## What you have to do
Filter for the word "liquid" and keep each matching line.

(Records excerpted from a collection)
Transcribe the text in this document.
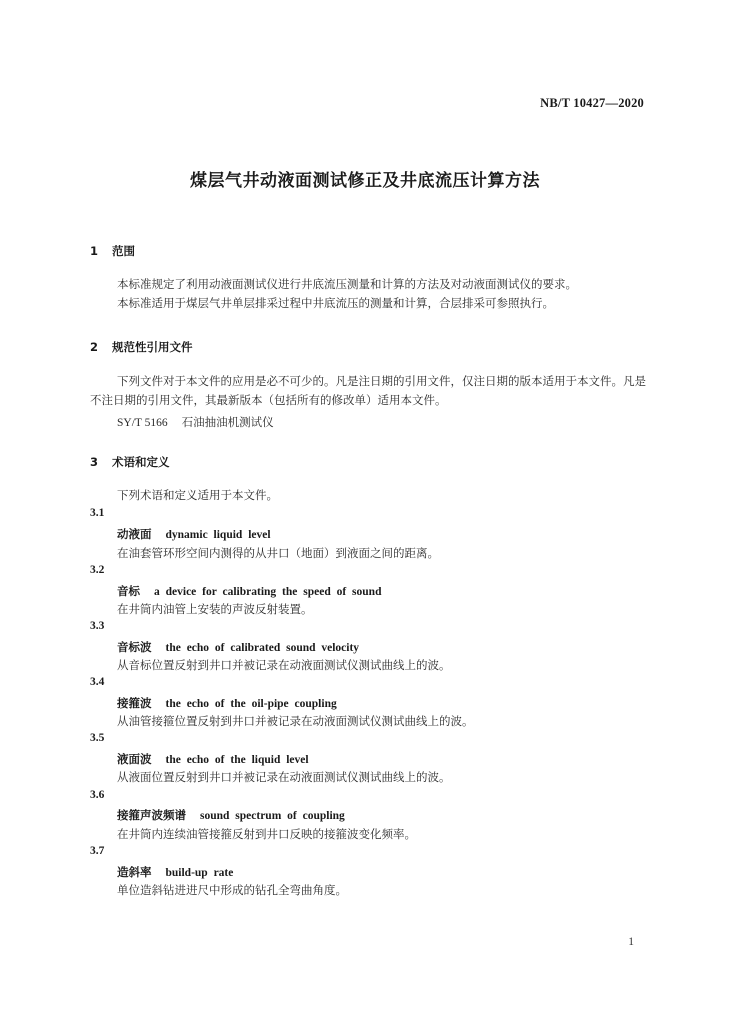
NB/T 10427—2020
煤层气井动液面测试修正及井底流压计算方法
1 范围
本标准规定了利用动液面测试仪进行井底流压测量和计算的方法及对动液面测试仪的要求。
本标准适用于煤层气井单层排采过程中井底流压的测量和计算，合层排采可参照执行。
2 规范性引用文件
下列文件对于本文件的应用是必不可少的。凡是注日期的引用文件，仅注日期的版本适用于本文件。凡是不注日期的引用文件，其最新版本（包括所有的修改单）适用本文件。
SY/T 5166 石油抽油机测试仪
3 术语和定义
下列术语和定义适用于本文件。
3.1
动液面 dynamic liquid level
在油套管环形空间内测得的从井口（地面）到液面之间的距离。
3.2
音标 a device for calibrating the speed of sound
在井筒内油管上安装的声波反射装置。
3.3
音标波 the echo of calibrated sound velocity
从音标位置反射到井口并被记录在动液面测试仪测试曲线上的波。
3.4
接箍波 the echo of the oil-pipe coupling
从油管接箍位置反射到井口并被记录在动液面测试仪测试曲线上的波。
3.5
液面波 the echo of the liquid level
从液面位置反射到井口并被记录在动液面测试仪测试曲线上的波。
3.6
接箍声波频谱 sound spectrum of coupling
在井筒内连续油管接箍反射到井口反映的接箍波变化频率。
3.7
造斜率 build-up rate
单位造斜钻进进尺中形成的钻孔全弯曲角度。
1
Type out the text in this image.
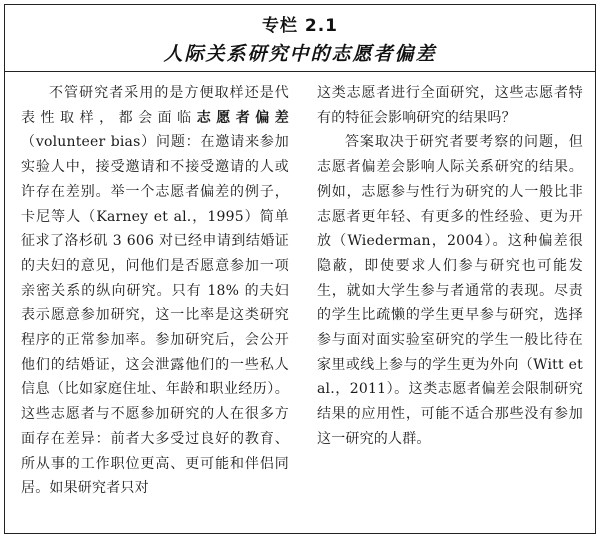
专栏 2.1
人际关系研究中的志愿者偏差

不管研究者采用的是方便取样还是代表性取样，都会面临志愿者偏差（volunteer bias）问题：在邀请来参加实验人中，接受邀请和不接受邀请的人或许存在差别。举一个志愿者偏差的例子，卡尼等人（Karney et al.，1995）简单征求了洛杉矶 3 606 对已经申请到结婚证的夫妇的意见，问他们是否愿意参加一项亲密关系的纵向研究。只有 18% 的夫妇表示愿意参加研究，这一比率是这类研究程序的正常参加率。参加研究后，会公开他们的结婚证，这会泄露他们的一些私人信息（比如家庭住址、年龄和职业经历）。这些志愿者与不愿参加研究的人在很多方面存在差异：前者大多受过良好的教育、所从事的工作职位更高、更可能和伴侣同居。如果研究者只对

这类志愿者进行全面研究，这些志愿者特有的特征会影响研究的结果吗？

答案取决于研究者要考察的问题，但志愿者偏差会影响人际关系研究的结果。例如，志愿参与性行为研究的人一般比非志愿者更年轻、有更多的性经验、更为开放（Wiederman，2004）。这种偏差很隐蔽，即使要求人们参与研究也可能发生，就如大学生参与者通常的表现。尽责的学生比疏懒的学生更早参与研究，选择参与面对面实验室研究的学生一般比待在家里或线上参与的学生更为外向（Witt et al.，2011）。这类志愿者偏差会限制研究结果的应用性，可能不适合那些没有参加这一研究的人群。
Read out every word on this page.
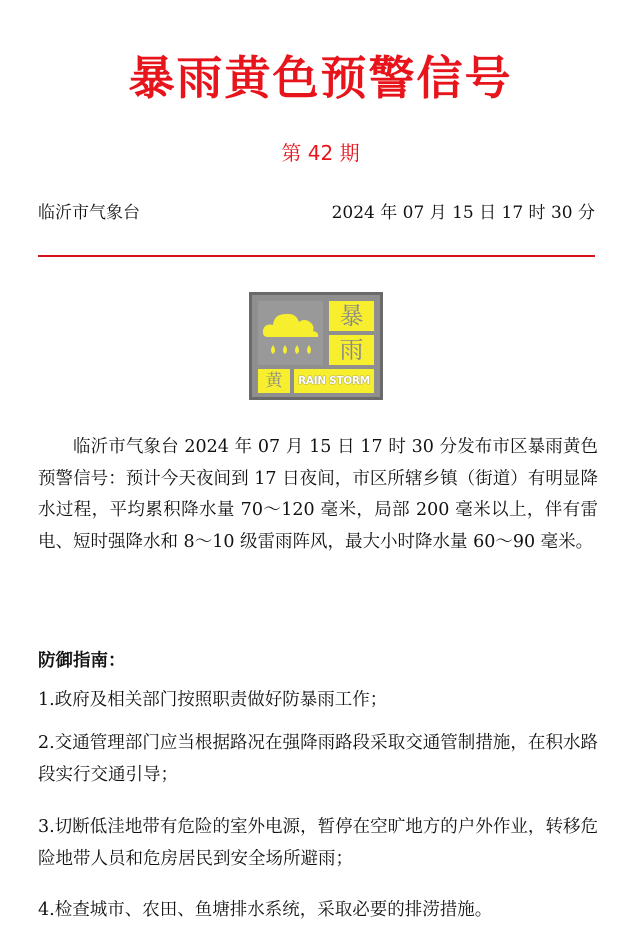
暴雨黄色预警信号
第 42 期
临沂市气象台	2024 年 07 月 15 日 17 时 30 分
暴
雨
黄	RAIN STORM
临沂市气象台 2024 年 07 月 15 日 17 时 30 分发布市区暴雨黄色预警信号：预计今天夜间到 17 日夜间，市区所辖乡镇（街道）有明显降水过程，平均累积降水量 70～120 毫米，局部 200 毫米以上，伴有雷电、短时强降水和 8～10 级雷雨阵风，最大小时降水量 60～90 毫米。
防御指南：
1.政府及相关部门按照职责做好防暴雨工作；
2.交通管理部门应当根据路况在强降雨路段采取交通管制措施，在积水路段实行交通引导；
3.切断低洼地带有危险的室外电源，暂停在空旷地方的户外作业，转移危险地带人员和危房居民到安全场所避雨；
4.检查城市、农田、鱼塘排水系统，采取必要的排涝措施。
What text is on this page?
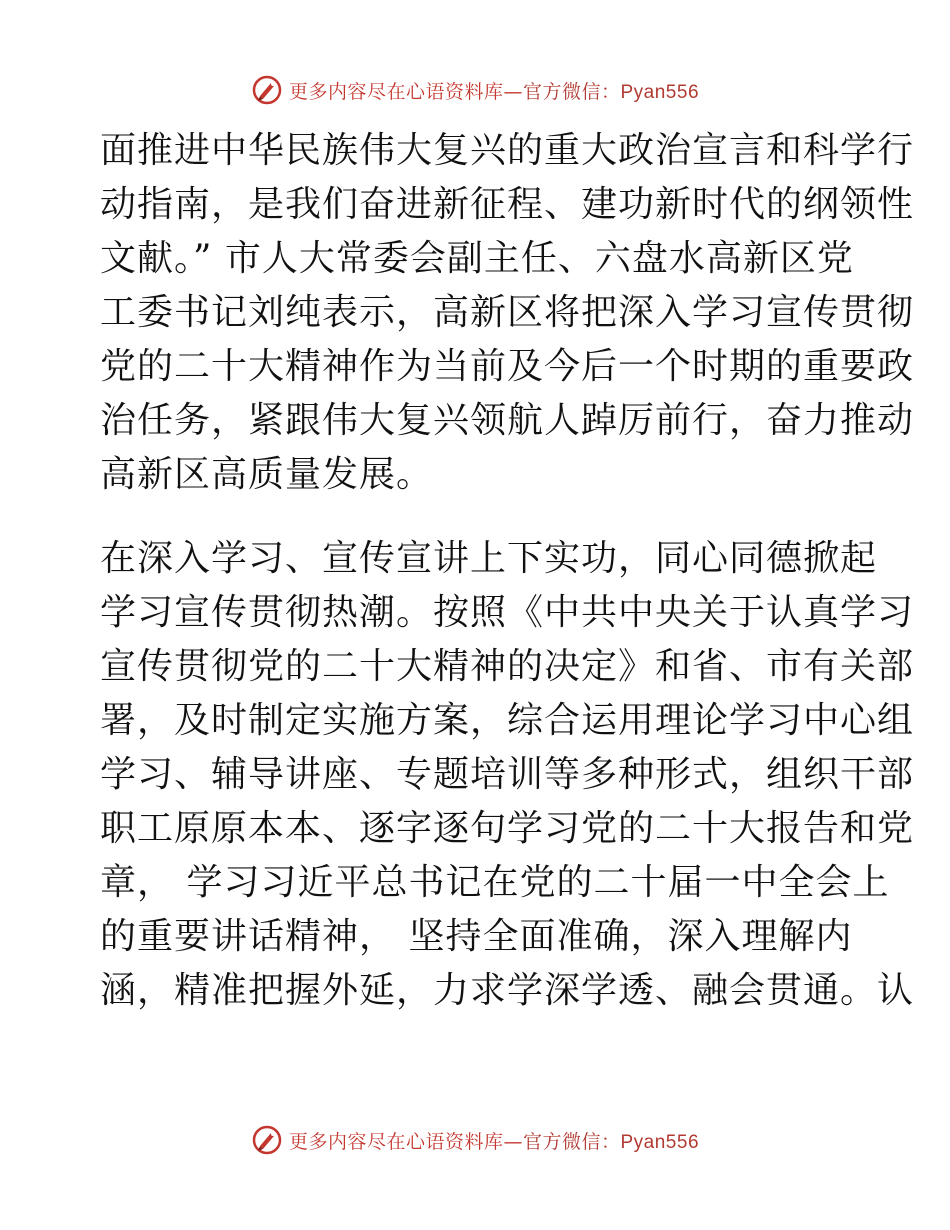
更多内容尽在心语资料库—官方微信：Pyan556
面推进中华民族伟大复兴的重大政治宣言和科学行
动指南，是我们奋进新征程、建功新时代的纲领性
文献。” 市人大常委会副主任、六盘水高新区党
工委书记刘纯表示，高新区将把深入学习宣传贯彻
党的二十大精神作为当前及今后一个时期的重要政
治任务，紧跟伟大复兴领航人踔厉前行，奋力推动
高新区高质量发展。
在深入学习、宣传宣讲上下实功，同心同德掀起
学习宣传贯彻热潮。按照《中共中央关于认真学习
宣传贯彻党的二十大精神的决定》和省、市有关部
署，及时制定实施方案，综合运用理论学习中心组
学习、辅导讲座、专题培训等多种形式，组织干部
职工原原本本、逐字逐句学习党的二十大报告和党
章， 学习习近平总书记在党的二十届一中全会上
的重要讲话精神， 坚持全面准确，深入理解内
涵，精准把握外延，力求学深学透、融会贯通。认
更多内容尽在心语资料库—官方微信：Pyan556
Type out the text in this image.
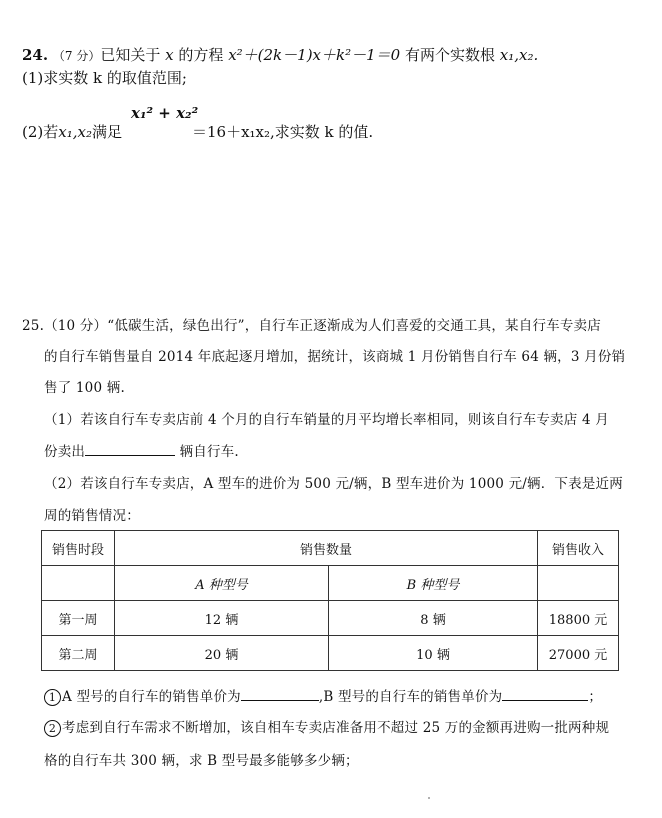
24. （7 分）已知关于 x 的方程 x²＋(2k－1)x＋k²－1＝0 有两个实数根 x₁,x₂.
(1)求实数 k 的取值范围;
x₁² + x₂²
(2)若x₁,x₂满足	＝16＋x₁x₂,求实数 k 的值.
25.（10 分）“低碳生活，绿色出行”，自行车正逐渐成为人们喜爱的交通工具，某自行车专卖店
的自行车销售量自 2014 年底起逐月增加，据统计，该商城 1 月份销售自行车 64 辆，3 月份销
售了 100 辆.
（1）若该自行车专卖店前 4 个月的自行车销量的月平均增长率相同，则该自行车专卖店 4 月
份卖出	辆自行车.
（2）若该自行车专卖店，A 型车的进价为 500 元/辆，B 型车进价为 1000 元/辆．下表是近两
周的销售情况：
销售时段	销售数量		销售收入
	A 种型号	B 种型号	
第一周	12 辆	8 辆	18800 元
第二周	20 辆	10 辆	27000 元
1 A 型号的自行车的销售单价为	,B 型号的自行车的销售单价为	；
2 考虑到自行车需求不断增加，该自相车专卖店准备用不超过 25 万的金额再进购一批两种规
格的自行车共 300 辆，求 B 型号最多能够多少辆；
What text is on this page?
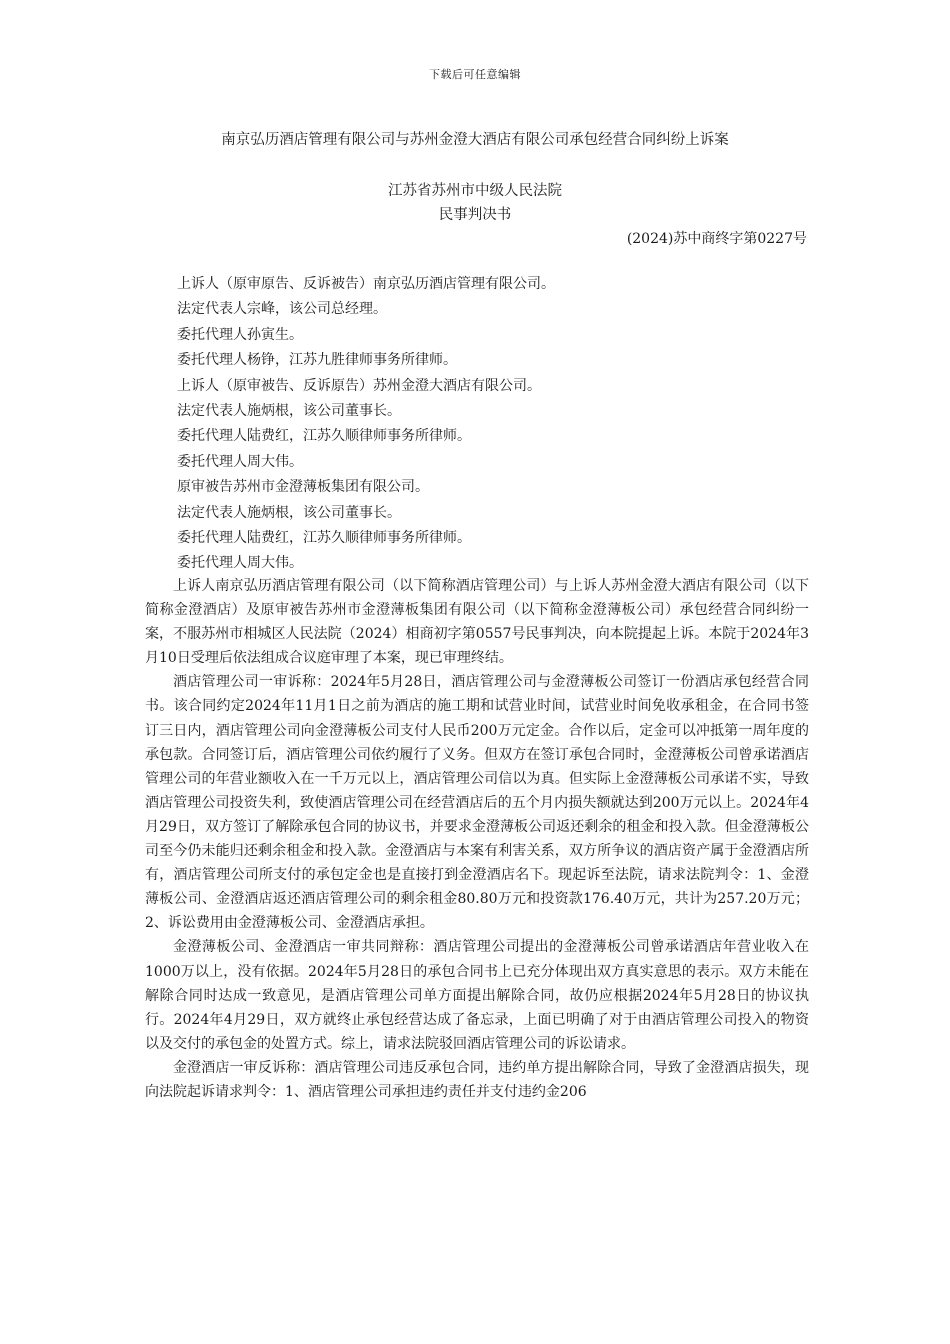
下载后可任意编辑
南京弘历酒店管理有限公司与苏州金澄大酒店有限公司承包经营合同纠纷上诉案
江苏省苏州市中级人民法院
民事判决书
(2024)苏中商终字第0227号
上诉人（原审原告、反诉被告）南京弘历酒店管理有限公司。
法定代表人宗峰，该公司总经理。
委托代理人孙寅生。
委托代理人杨铮，江苏九胜律师事务所律师。
上诉人（原审被告、反诉原告）苏州金澄大酒店有限公司。
法定代表人施炳根，该公司董事长。
委托代理人陆费红，江苏久顺律师事务所律师。
委托代理人周大伟。
原审被告苏州市金澄薄板集团有限公司。
法定代表人施炳根，该公司董事长。
委托代理人陆费红，江苏久顺律师事务所律师。
委托代理人周大伟。

上诉人南京弘历酒店管理有限公司（以下简称酒店管理公司）与上诉人苏州金澄大酒店有限公司（以下简称金澄酒店）及原审被告苏州市金澄薄板集团有限公司（以下简称金澄薄板公司）承包经营合同纠纷一案，不服苏州市相城区人民法院（2024）相商初字第0557号民事判决，向本院提起上诉。本院于2024年3月10日受理后依法组成合议庭审理了本案，现已审理终结。

酒店管理公司一审诉称：2024年5月28日，酒店管理公司与金澄薄板公司签订一份酒店承包经营合同书。该合同约定2024年11月1日之前为酒店的施工期和试营业时间，试营业时间免收承租金，在合同书签订三日内，酒店管理公司向金澄薄板公司支付人民币200万元定金。合作以后，定金可以冲抵第一周年度的承包款。合同签订后，酒店管理公司依约履行了义务。但双方在签订承包合同时，金澄薄板公司曾承诺酒店管理公司的年营业额收入在一千万元以上，酒店管理公司信以为真。但实际上金澄薄板公司承诺不实，导致酒店管理公司投资失利，致使酒店管理公司在经营酒店后的五个月内损失额就达到200万元以上。2024年4月29日，双方签订了解除承包合同的协议书，并要求金澄薄板公司返还剩余的租金和投入款。但金澄薄板公司至今仍未能归还剩余租金和投入款。金澄酒店与本案有利害关系，双方所争议的酒店资产属于金澄酒店所有，酒店管理公司所支付的承包定金也是直接打到金澄酒店名下。现起诉至法院，请求法院判令：1、金澄薄板公司、金澄酒店返还酒店管理公司的剩余租金80.80万元和投资款176.40万元，共计为257.20万元；2、诉讼费用由金澄薄板公司、金澄酒店承担。

金澄薄板公司、金澄酒店一审共同辩称：酒店管理公司提出的金澄薄板公司曾承诺酒店年营业收入在1000万以上，没有依据。2024年5月28日的承包合同书上已充分体现出双方真实意思的表示。双方未能在解除合同时达成一致意见，是酒店管理公司单方面提出解除合同，故仍应根据2024年5月28日的协议执行。2024年4月29日，双方就终止承包经营达成了备忘录，上面已明确了对于由酒店管理公司投入的物资以及交付的承包金的处置方式。综上，请求法院驳回酒店管理公司的诉讼请求。

金澄酒店一审反诉称：酒店管理公司违反承包合同，违约单方提出解除合同，导致了金澄酒店损失，现向法院起诉请求判令：1、酒店管理公司承担违约责任并支付违约金206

## Output of the exercise
动液面 dynamic liquid level
液面波 the echo of the liquid level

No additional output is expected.